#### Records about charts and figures
════
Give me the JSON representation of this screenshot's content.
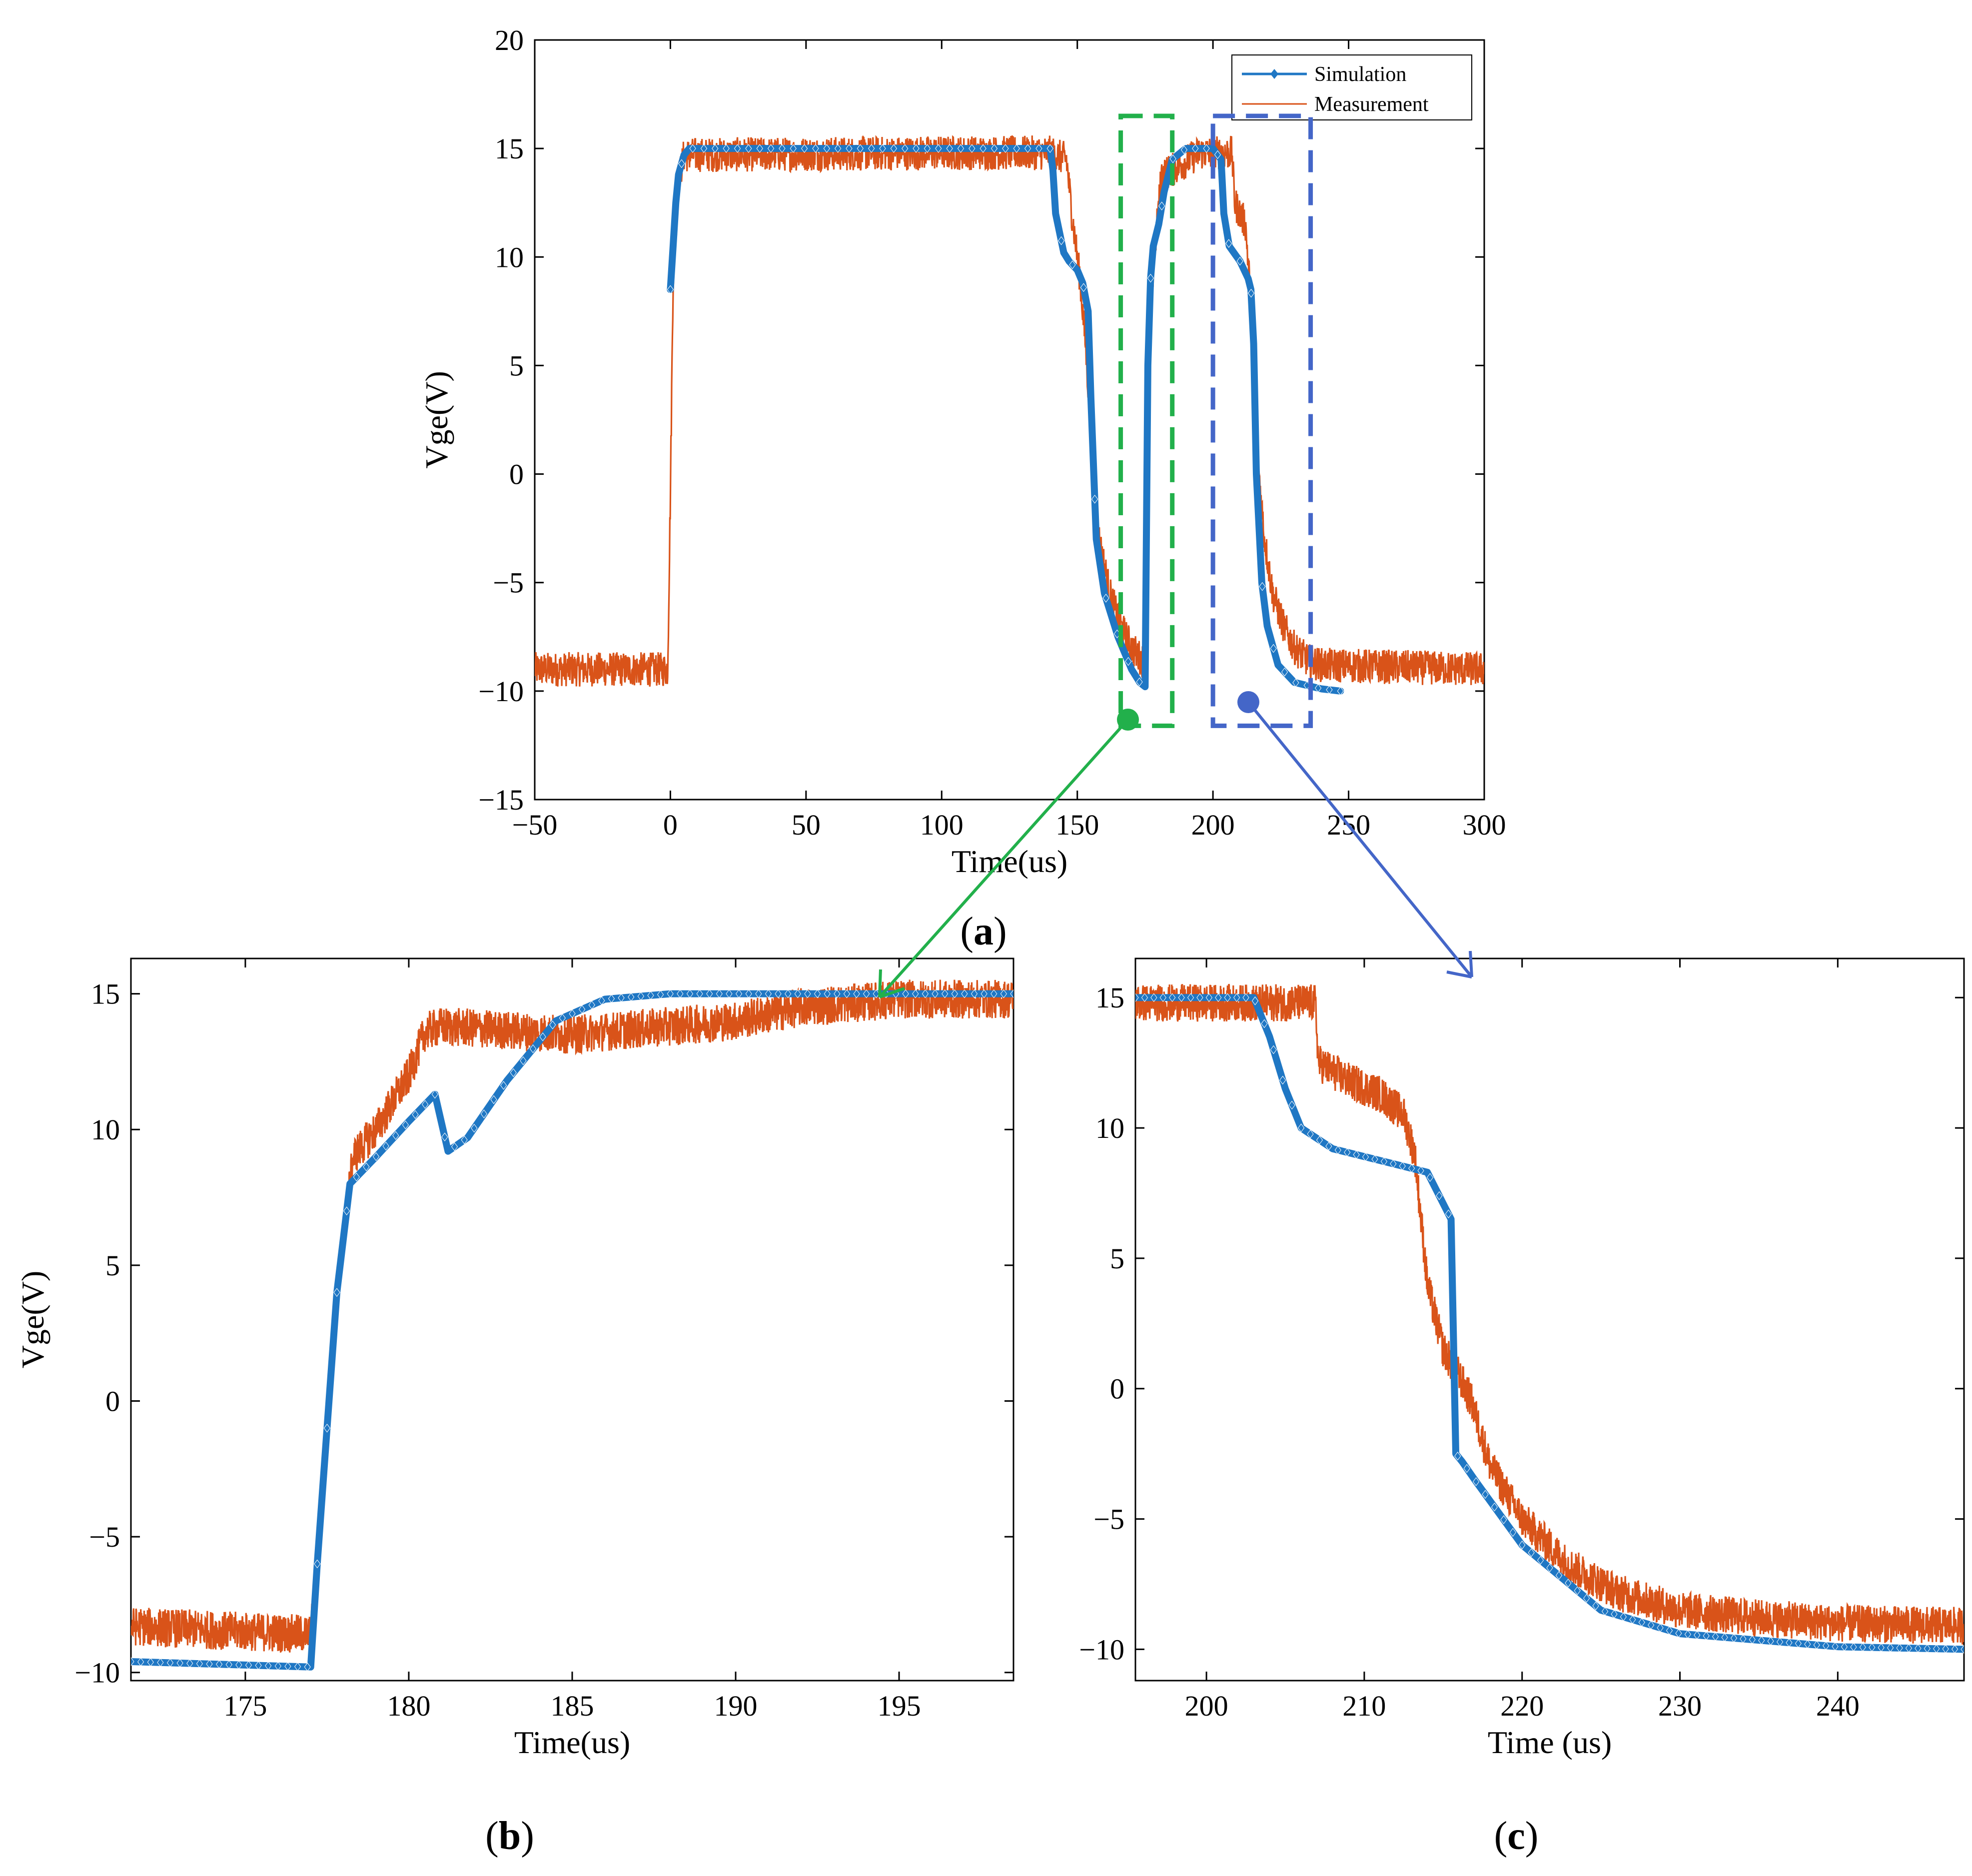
{
  "colors": {
    "simulation": "#1f77c4",
    "measurement": "#d95319",
    "green_box": "#22b04b",
    "blue_box": "#4466c8",
    "axis": "#000000"
  },
  "chart_data": [
    {
      "id": "a",
      "type": "line",
      "panel_label": "(a)",
      "panel_label_letter": "a",
      "xlabel": "Time(us)",
      "ylabel": "Vge(V)",
      "xlim": [
        -50,
        300
      ],
      "ylim": [
        -15,
        20
      ],
      "xticks": [
        -50,
        0,
        50,
        100,
        150,
        200,
        250,
        300
      ],
      "yticks": [
        -15,
        -10,
        -5,
        0,
        5,
        10,
        15,
        20
      ],
      "legend": [
        "Simulation",
        "Measurement"
      ],
      "legend_position": "top-right",
      "series": [
        {
          "name": "Simulation",
          "x": [
            0,
            1,
            2,
            3,
            5,
            7,
            100,
            140,
            141,
            142,
            145,
            147,
            150,
            152,
            154,
            155,
            157,
            160,
            165,
            170,
            173,
            175,
            176,
            177,
            178,
            180,
            182,
            185,
            190,
            200,
            203,
            204,
            206,
            210,
            213,
            214,
            215,
            216,
            218,
            220,
            224,
            230,
            240,
            247
          ],
          "y": [
            8.5,
            10.5,
            12.5,
            13.8,
            14.7,
            15,
            15,
            15,
            14,
            12,
            10.2,
            9.8,
            9.4,
            8.8,
            7.5,
            3.5,
            -3,
            -5.5,
            -7.5,
            -9,
            -9.6,
            -9.8,
            5,
            9,
            10.5,
            11.5,
            13,
            14.5,
            15,
            15,
            14.5,
            12,
            10.5,
            9.8,
            9,
            8.5,
            6,
            0,
            -5,
            -7,
            -8.8,
            -9.6,
            -9.9,
            -10
          ]
        },
        {
          "name": "Measurement",
          "x": [
            -50,
            -1,
            0,
            1,
            3,
            5,
            100,
            140,
            146,
            148,
            149,
            150,
            151,
            153,
            155,
            158,
            162,
            166,
            170,
            174,
            176,
            177,
            178,
            181,
            185,
            195,
            207,
            208,
            212,
            214,
            215,
            216,
            217,
            219,
            222,
            226,
            230,
            235,
            240,
            300
          ],
          "y": [
            -9,
            -9,
            -1,
            9,
            13.5,
            14.7,
            14.8,
            14.8,
            14.5,
            12,
            11,
            10,
            9,
            6,
            2,
            -3,
            -5.5,
            -7,
            -8,
            -8.6,
            -8.7,
            7,
            9.5,
            13.8,
            14,
            14.8,
            14.8,
            12.5,
            11.5,
            8,
            3,
            1,
            0,
            -3,
            -5.5,
            -7,
            -8,
            -8.6,
            -8.8,
            -9
          ]
        }
      ],
      "annotations": [
        {
          "type": "dashed-box",
          "color": "green",
          "x_range": [
            166,
            185
          ],
          "y_range": [
            -11.6,
            16.5
          ]
        },
        {
          "type": "dashed-box",
          "color": "blue",
          "x_range": [
            200,
            236
          ],
          "y_range": [
            -11.6,
            16.5
          ]
        }
      ]
    },
    {
      "id": "b",
      "type": "line",
      "panel_label": "(b)",
      "panel_label_letter": "b",
      "xlabel": "Time(us)",
      "ylabel": "Vge(V)",
      "xlim": [
        171.5,
        198.5
      ],
      "ylim": [
        -10.3,
        16.3
      ],
      "xticks": [
        175,
        180,
        185,
        190,
        195
      ],
      "yticks": [
        -10,
        -5,
        0,
        5,
        10,
        15
      ],
      "series": [
        {
          "name": "Simulation",
          "x": [
            171.5,
            177,
            177.2,
            177.5,
            177.8,
            178.2,
            179,
            180,
            180.8,
            181.2,
            181.8,
            183,
            184.5,
            186,
            188,
            190,
            198.5
          ],
          "y": [
            -9.6,
            -9.8,
            -6,
            -1,
            4,
            8,
            9,
            10.3,
            11.3,
            9.2,
            9.7,
            11.8,
            14,
            14.8,
            15,
            15,
            15
          ]
        },
        {
          "name": "Measurement",
          "x": [
            171.5,
            177,
            177.2,
            177.5,
            178,
            178.3,
            179,
            180,
            180.5,
            181,
            185,
            188,
            190,
            192,
            195,
            198.5
          ],
          "y": [
            -8.3,
            -8.6,
            -6,
            -1,
            6,
            9,
            10,
            12,
            13.6,
            13.8,
            13.5,
            13.8,
            14,
            14.5,
            14.8,
            14.8
          ]
        }
      ]
    },
    {
      "id": "c",
      "type": "line",
      "panel_label": "(c)",
      "panel_label_letter": "c",
      "xlabel": "Time (us)",
      "ylabel": "",
      "xlim": [
        195.5,
        248
      ],
      "ylim": [
        -11.2,
        16.5
      ],
      "xticks": [
        200,
        210,
        220,
        230,
        240
      ],
      "yticks": [
        -10,
        -5,
        0,
        5,
        10,
        15
      ],
      "series": [
        {
          "name": "Simulation",
          "x": [
            195.5,
            203,
            204,
            205,
            206,
            208,
            212,
            214,
            215.5,
            215.8,
            216.2,
            217,
            220,
            225,
            230,
            240,
            248
          ],
          "y": [
            15,
            15,
            13.5,
            11.5,
            10,
            9.2,
            8.6,
            8.3,
            6.5,
            -2.5,
            -2.8,
            -3.5,
            -6,
            -8.5,
            -9.4,
            -9.9,
            -10
          ]
        },
        {
          "name": "Measurement",
          "x": [
            195.5,
            206.9,
            207.1,
            209,
            211,
            212.5,
            213.2,
            214,
            215,
            216,
            216.8,
            218,
            220,
            223,
            226,
            230,
            235,
            240,
            248
          ],
          "y": [
            14.8,
            14.8,
            12.5,
            11.8,
            11.3,
            10.5,
            9,
            4,
            1.5,
            0.5,
            -0.5,
            -3,
            -5,
            -6.8,
            -7.8,
            -8.5,
            -8.8,
            -9,
            -9.1
          ]
        }
      ]
    }
  ]
}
════
Reproduce the material above in full and without alteration, but skip all pictures.

Give me the JSON representation of this screenshot's content.
{
  "colors": {
    "simulation": "#1f77c4",
    "measurement": "#d95319",
    "green_box": "#22b04b",
    "blue_box": "#4466c8",
    "axis": "#000000"
  },
  "chart_data": [
    {
      "id": "a",
      "type": "line",
      "panel_label": "(a)",
      "panel_label_letter": "a",
      "xlabel": "Time(us)",
      "ylabel": "Vge(V)",
      "xlim": [
        -50,
        300
      ],
      "ylim": [
        -15,
        20
      ],
      "xticks": [
        -50,
        0,
        50,
        100,
        150,
        200,
        250,
        300
      ],
      "yticks": [
        -15,
        -10,
        -5,
        0,
        5,
        10,
        15,
        20
      ],
      "legend": [
        "Simulation",
        "Measurement"
      ],
      "legend_position": "top-right",
      "series": [
        {
          "name": "Simulation",
          "x": [
            0,
            1,
            2,
            3,
            5,
            7,
            100,
            140,
            141,
            142,
            145,
            147,
            150,
            152,
            154,
            155,
            157,
            160,
            165,
            170,
            173,
            175,
            176,
            177,
            178,
            180,
            182,
            185,
            190,
            200,
            203,
            204,
            206,
            210,
            213,
            214,
            215,
            216,
            218,
            220,
            224,
            230,
            240,
            247
          ],
          "y": [
            8.5,
            10.5,
            12.5,
            13.8,
            14.7,
            15,
            15,
            15,
            14,
            12,
            10.2,
            9.8,
            9.4,
            8.8,
            7.5,
            3.5,
            -3,
            -5.5,
            -7.5,
            -9,
            -9.6,
            -9.8,
            5,
            9,
            10.5,
            11.5,
            13,
            14.5,
            15,
            15,
            14.5,
            12,
            10.5,
            9.8,
            9,
            8.5,
            6,
            0,
            -5,
            -7,
            -8.8,
            -9.6,
            -9.9,
            -10
          ]
        },
        {
          "name": "Measurement",
          "x": [
            -50,
            -1,
            0,
            1,
            3,
            5,
            100,
            140,
            146,
            148,
            149,
            150,
            151,
            153,
            155,
            158,
            162,
            166,
            170,
            174,
            176,
            177,
            178,
            181,
            185,
            195,
            207,
            208,
            212,
            214,
            215,
            216,
            217,
            219,
            222,
            226,
            230,
            235,
            240,
            300
          ],
          "y": [
            -9,
            -9,
            -1,
            9,
            13.5,
            14.7,
            14.8,
            14.8,
            14.5,
            12,
            11,
            10,
            9,
            6,
            2,
            -3,
            -5.5,
            -7,
            -8,
            -8.6,
            -8.7,
            7,
            9.5,
            13.8,
            14,
            14.8,
            14.8,
            12.5,
            11.5,
            8,
            3,
            1,
            0,
            -3,
            -5.5,
            -7,
            -8,
            -8.6,
            -8.8,
            -9
          ]
        }
      ],
      "annotations": [
        {
          "type": "dashed-box",
          "color": "green",
          "x_range": [
            166,
            185
          ],
          "y_range": [
            -11.6,
            16.5
          ]
        },
        {
          "type": "dashed-box",
          "color": "blue",
          "x_range": [
            200,
            236
          ],
          "y_range": [
            -11.6,
            16.5
          ]
        }
      ]
    },
    {
      "id": "b",
      "type": "line",
      "panel_label": "(b)",
      "panel_label_letter": "b",
      "xlabel": "Time(us)",
      "ylabel": "Vge(V)",
      "xlim": [
        171.5,
        198.5
      ],
      "ylim": [
        -10.3,
        16.3
      ],
      "xticks": [
        175,
        180,
        185,
        190,
        195
      ],
      "yticks": [
        -10,
        -5,
        0,
        5,
        10,
        15
      ],
      "series": [
        {
          "name": "Simulation",
          "x": [
            171.5,
            177,
            177.2,
            177.5,
            177.8,
            178.2,
            179,
            180,
            180.8,
            181.2,
            181.8,
            183,
            184.5,
            186,
            188,
            190,
            198.5
          ],
          "y": [
            -9.6,
            -9.8,
            -6,
            -1,
            4,
            8,
            9,
            10.3,
            11.3,
            9.2,
            9.7,
            11.8,
            14,
            14.8,
            15,
            15,
            15
          ]
        },
        {
          "name": "Measurement",
          "x": [
            171.5,
            177,
            177.2,
            177.5,
            178,
            178.3,
            179,
            180,
            180.5,
            181,
            185,
            188,
            190,
            192,
            195,
            198.5
          ],
          "y": [
            -8.3,
            -8.6,
            -6,
            -1,
            6,
            9,
            10,
            12,
            13.6,
            13.8,
            13.5,
            13.8,
            14,
            14.5,
            14.8,
            14.8
          ]
        }
      ]
    },
    {
      "id": "c",
      "type": "line",
      "panel_label": "(c)",
      "panel_label_letter": "c",
      "xlabel": "Time (us)",
      "ylabel": "",
      "xlim": [
        195.5,
        248
      ],
      "ylim": [
        -11.2,
        16.5
      ],
      "xticks": [
        200,
        210,
        220,
        230,
        240
      ],
      "yticks": [
        -10,
        -5,
        0,
        5,
        10,
        15
      ],
      "series": [
        {
          "name": "Simulation",
          "x": [
            195.5,
            203,
            204,
            205,
            206,
            208,
            212,
            214,
            215.5,
            215.8,
            216.2,
            217,
            220,
            225,
            230,
            240,
            248
          ],
          "y": [
            15,
            15,
            13.5,
            11.5,
            10,
            9.2,
            8.6,
            8.3,
            6.5,
            -2.5,
            -2.8,
            -3.5,
            -6,
            -8.5,
            -9.4,
            -9.9,
            -10
          ]
        },
        {
          "name": "Measurement",
          "x": [
            195.5,
            206.9,
            207.1,
            209,
            211,
            212.5,
            213.2,
            214,
            215,
            216,
            216.8,
            218,
            220,
            223,
            226,
            230,
            235,
            240,
            248
          ],
          "y": [
            14.8,
            14.8,
            12.5,
            11.8,
            11.3,
            10.5,
            9,
            4,
            1.5,
            0.5,
            -0.5,
            -3,
            -5,
            -6.8,
            -7.8,
            -8.5,
            -8.8,
            -9,
            -9.1
          ]
        }
      ]
    }
  ]
}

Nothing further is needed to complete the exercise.